**WHAT TO PRODUCE**
Repeat each entry as written and leave the images out of the copy.

**Source data**
━━━━━━━━━━━━━━━━━━━━
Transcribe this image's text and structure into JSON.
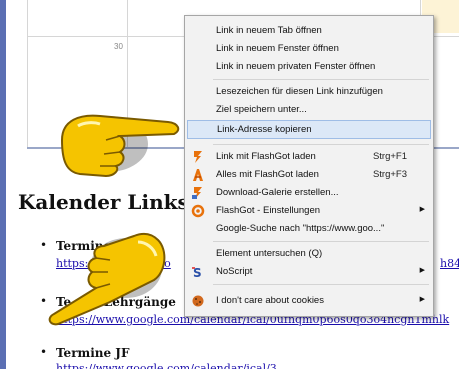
{
  "calendar": {
    "day_label": "30"
  },
  "page": {
    "heading": "Kalender Links zu",
    "items": [
      {
        "title": "Termine",
        "link_left": "https://",
        "link_mid": "co",
        "link_right": "h84"
      },
      {
        "title_left": "Te",
        "title_right": "e Lehrgänge",
        "link": "https://www.google.com/calendar/ical/0ufnqm0p6os0qo3o4ncgn1mhlk"
      },
      {
        "title": "Termine JF"
      }
    ]
  },
  "context_menu": {
    "items": [
      {
        "label": "Link in neuem Tab öffnen",
        "icon": "",
        "shortcut": "",
        "submenu": false
      },
      {
        "label": "Link in neuem Fenster öffnen",
        "icon": "",
        "shortcut": "",
        "submenu": false
      },
      {
        "label": "Link in neuem privaten Fenster öffnen",
        "icon": "",
        "shortcut": "",
        "submenu": false
      },
      {
        "label": "Lesezeichen für diesen Link hinzufügen",
        "icon": "",
        "shortcut": "",
        "submenu": false
      },
      {
        "label": "Ziel speichern unter...",
        "icon": "",
        "shortcut": "",
        "submenu": false
      },
      {
        "label": "Link-Adresse kopieren",
        "icon": "",
        "shortcut": "",
        "submenu": false,
        "highlighted": true
      },
      {
        "label": "Link mit FlashGot laden",
        "icon": "flashgot-icon",
        "shortcut": "Strg+F1",
        "submenu": false
      },
      {
        "label": "Alles mit FlashGot laden",
        "icon": "flashgot-all-icon",
        "shortcut": "Strg+F3",
        "submenu": false
      },
      {
        "label": "Download-Galerie erstellen...",
        "icon": "gallery-icon",
        "shortcut": "",
        "submenu": false
      },
      {
        "label": "FlashGot - Einstellungen",
        "icon": "flashgot-settings-icon",
        "shortcut": "",
        "submenu": true
      },
      {
        "label": "Google-Suche nach \"https://www.goo...\"",
        "icon": "",
        "shortcut": "",
        "submenu": false
      },
      {
        "label": "Element untersuchen (Q)",
        "icon": "",
        "shortcut": "",
        "submenu": false
      },
      {
        "label": "NoScript",
        "icon": "noscript-icon",
        "shortcut": "",
        "submenu": true
      },
      {
        "label": "I don't care about cookies",
        "icon": "cookie-icon",
        "shortcut": "",
        "submenu": true
      }
    ]
  }
}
━━━━━━━━━━━━━━━━━━━━
**SOLVED PROBLEM**
Transcribe this image's text and structure into JSON.
{
  "calendar": {
    "day_label": "30"
  },
  "page": {
    "heading": "Kalender Links zu",
    "items": [
      {
        "title": "Termine",
        "link_left": "https://",
        "link_mid": "co",
        "link_right": "h84"
      },
      {
        "title_left": "Te",
        "title_right": "e Lehrgänge",
        "link": "https://www.google.com/calendar/ical/0ufnqm0p6os0qo3o4ncgn1mhlk"
      },
      {
        "title": "Termine JF"
      }
    ]
  },
  "context_menu": {
    "items": [
      {
        "label": "Link in neuem Tab öffnen",
        "icon": "",
        "shortcut": "",
        "submenu": false
      },
      {
        "label": "Link in neuem Fenster öffnen",
        "icon": "",
        "shortcut": "",
        "submenu": false
      },
      {
        "label": "Link in neuem privaten Fenster öffnen",
        "icon": "",
        "shortcut": "",
        "submenu": false
      },
      {
        "label": "Lesezeichen für diesen Link hinzufügen",
        "icon": "",
        "shortcut": "",
        "submenu": false
      },
      {
        "label": "Ziel speichern unter...",
        "icon": "",
        "shortcut": "",
        "submenu": false
      },
      {
        "label": "Link-Adresse kopieren",
        "icon": "",
        "shortcut": "",
        "submenu": false,
        "highlighted": true
      },
      {
        "label": "Link mit FlashGot laden",
        "icon": "flashgot-icon",
        "shortcut": "Strg+F1",
        "submenu": false
      },
      {
        "label": "Alles mit FlashGot laden",
        "icon": "flashgot-all-icon",
        "shortcut": "Strg+F3",
        "submenu": false
      },
      {
        "label": "Download-Galerie erstellen...",
        "icon": "gallery-icon",
        "shortcut": "",
        "submenu": false
      },
      {
        "label": "FlashGot - Einstellungen",
        "icon": "flashgot-settings-icon",
        "shortcut": "",
        "submenu": true
      },
      {
        "label": "Google-Suche nach \"https://www.goo...\"",
        "icon": "",
        "shortcut": "",
        "submenu": false
      },
      {
        "label": "Element untersuchen (Q)",
        "icon": "",
        "shortcut": "",
        "submenu": false
      },
      {
        "label": "NoScript",
        "icon": "noscript-icon",
        "shortcut": "",
        "submenu": true
      },
      {
        "label": "I don't care about cookies",
        "icon": "cookie-icon",
        "shortcut": "",
        "submenu": true
      }
    ]
  }
}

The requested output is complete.